## DESCRIPTION OF THE TASK
Reproduce the listing below without changes, except that pictures are left out.

[Start GIVEN RECORDS]

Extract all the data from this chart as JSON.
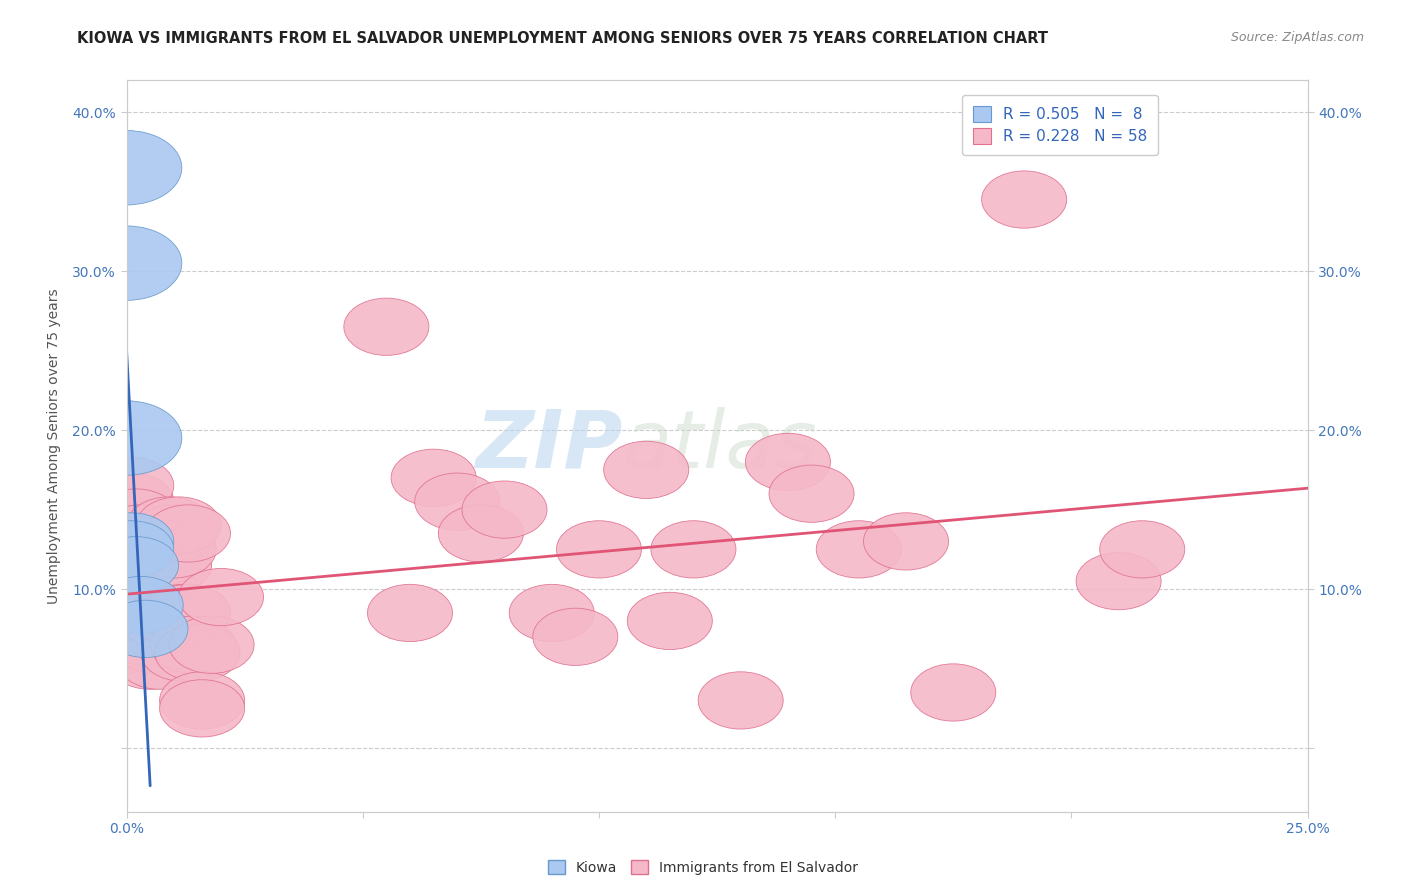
{
  "title": "KIOWA VS IMMIGRANTS FROM EL SALVADOR UNEMPLOYMENT AMONG SENIORS OVER 75 YEARS CORRELATION CHART",
  "source": "Source: ZipAtlas.com",
  "ylabel": "Unemployment Among Seniors over 75 years",
  "xlim": [
    0.0,
    0.25
  ],
  "ylim": [
    -0.04,
    0.42
  ],
  "x_ticks": [
    0.0,
    0.05,
    0.1,
    0.15,
    0.2,
    0.25
  ],
  "y_ticks": [
    0.0,
    0.1,
    0.2,
    0.3,
    0.4
  ],
  "kiowa_color": "#aac8f0",
  "kiowa_edge_color": "#6699cc",
  "salvador_color": "#f5b8c8",
  "salvador_edge_color": "#e07090",
  "kiowa_line_color": "#3366bb",
  "salvador_line_color": "#e05575",
  "watermark_zip": "ZIP",
  "watermark_atlas": "atlas",
  "background_color": "#ffffff",
  "grid_color": "#cccccc",
  "kiowa_scatter_x": [
    0.0,
    0.0,
    0.0,
    0.001,
    0.001,
    0.002,
    0.003,
    0.004
  ],
  "kiowa_scatter_y": [
    0.365,
    0.305,
    0.195,
    0.13,
    0.125,
    0.115,
    0.09,
    0.075
  ],
  "salvador_scatter_x": [
    0.0,
    0.0,
    0.0,
    0.001,
    0.001,
    0.002,
    0.002,
    0.003,
    0.003,
    0.004,
    0.004,
    0.004,
    0.005,
    0.005,
    0.005,
    0.006,
    0.006,
    0.007,
    0.007,
    0.007,
    0.008,
    0.009,
    0.009,
    0.01,
    0.01,
    0.011,
    0.011,
    0.012,
    0.012,
    0.013,
    0.013,
    0.014,
    0.015,
    0.016,
    0.016,
    0.018,
    0.02,
    0.055,
    0.06,
    0.065,
    0.07,
    0.075,
    0.08,
    0.09,
    0.095,
    0.1,
    0.11,
    0.115,
    0.12,
    0.13,
    0.14,
    0.145,
    0.155,
    0.165,
    0.175,
    0.19,
    0.21,
    0.215
  ],
  "salvador_scatter_y": [
    0.085,
    0.075,
    0.065,
    0.155,
    0.165,
    0.145,
    0.105,
    0.135,
    0.125,
    0.115,
    0.08,
    0.07,
    0.085,
    0.055,
    0.075,
    0.065,
    0.1,
    0.125,
    0.12,
    0.055,
    0.08,
    0.14,
    0.115,
    0.135,
    0.125,
    0.08,
    0.14,
    0.085,
    0.06,
    0.135,
    0.085,
    0.065,
    0.06,
    0.03,
    0.025,
    0.065,
    0.095,
    0.265,
    0.085,
    0.17,
    0.155,
    0.135,
    0.15,
    0.085,
    0.07,
    0.125,
    0.175,
    0.08,
    0.125,
    0.03,
    0.18,
    0.16,
    0.125,
    0.13,
    0.035,
    0.345,
    0.105,
    0.125
  ]
}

[End GIVEN RECORDS]

## ANSWER IN FULL
Extract all the data from this chart as JSON.
{
  "title": "KIOWA VS IMMIGRANTS FROM EL SALVADOR UNEMPLOYMENT AMONG SENIORS OVER 75 YEARS CORRELATION CHART",
  "source": "Source: ZipAtlas.com",
  "ylabel": "Unemployment Among Seniors over 75 years",
  "xlim": [
    0.0,
    0.25
  ],
  "ylim": [
    -0.04,
    0.42
  ],
  "x_ticks": [
    0.0,
    0.05,
    0.1,
    0.15,
    0.2,
    0.25
  ],
  "y_ticks": [
    0.0,
    0.1,
    0.2,
    0.3,
    0.4
  ],
  "kiowa_color": "#aac8f0",
  "kiowa_edge_color": "#6699cc",
  "salvador_color": "#f5b8c8",
  "salvador_edge_color": "#e07090",
  "kiowa_line_color": "#3366bb",
  "salvador_line_color": "#e05575",
  "watermark_zip": "ZIP",
  "watermark_atlas": "atlas",
  "background_color": "#ffffff",
  "grid_color": "#cccccc",
  "kiowa_scatter_x": [
    0.0,
    0.0,
    0.0,
    0.001,
    0.001,
    0.002,
    0.003,
    0.004
  ],
  "kiowa_scatter_y": [
    0.365,
    0.305,
    0.195,
    0.13,
    0.125,
    0.115,
    0.09,
    0.075
  ],
  "salvador_scatter_x": [
    0.0,
    0.0,
    0.0,
    0.001,
    0.001,
    0.002,
    0.002,
    0.003,
    0.003,
    0.004,
    0.004,
    0.004,
    0.005,
    0.005,
    0.005,
    0.006,
    0.006,
    0.007,
    0.007,
    0.007,
    0.008,
    0.009,
    0.009,
    0.01,
    0.01,
    0.011,
    0.011,
    0.012,
    0.012,
    0.013,
    0.013,
    0.014,
    0.015,
    0.016,
    0.016,
    0.018,
    0.02,
    0.055,
    0.06,
    0.065,
    0.07,
    0.075,
    0.08,
    0.09,
    0.095,
    0.1,
    0.11,
    0.115,
    0.12,
    0.13,
    0.14,
    0.145,
    0.155,
    0.165,
    0.175,
    0.19,
    0.21,
    0.215
  ],
  "salvador_scatter_y": [
    0.085,
    0.075,
    0.065,
    0.155,
    0.165,
    0.145,
    0.105,
    0.135,
    0.125,
    0.115,
    0.08,
    0.07,
    0.085,
    0.055,
    0.075,
    0.065,
    0.1,
    0.125,
    0.12,
    0.055,
    0.08,
    0.14,
    0.115,
    0.135,
    0.125,
    0.08,
    0.14,
    0.085,
    0.06,
    0.135,
    0.085,
    0.065,
    0.06,
    0.03,
    0.025,
    0.065,
    0.095,
    0.265,
    0.085,
    0.17,
    0.155,
    0.135,
    0.15,
    0.085,
    0.07,
    0.125,
    0.175,
    0.08,
    0.125,
    0.03,
    0.18,
    0.16,
    0.125,
    0.13,
    0.035,
    0.345,
    0.105,
    0.125
  ]
}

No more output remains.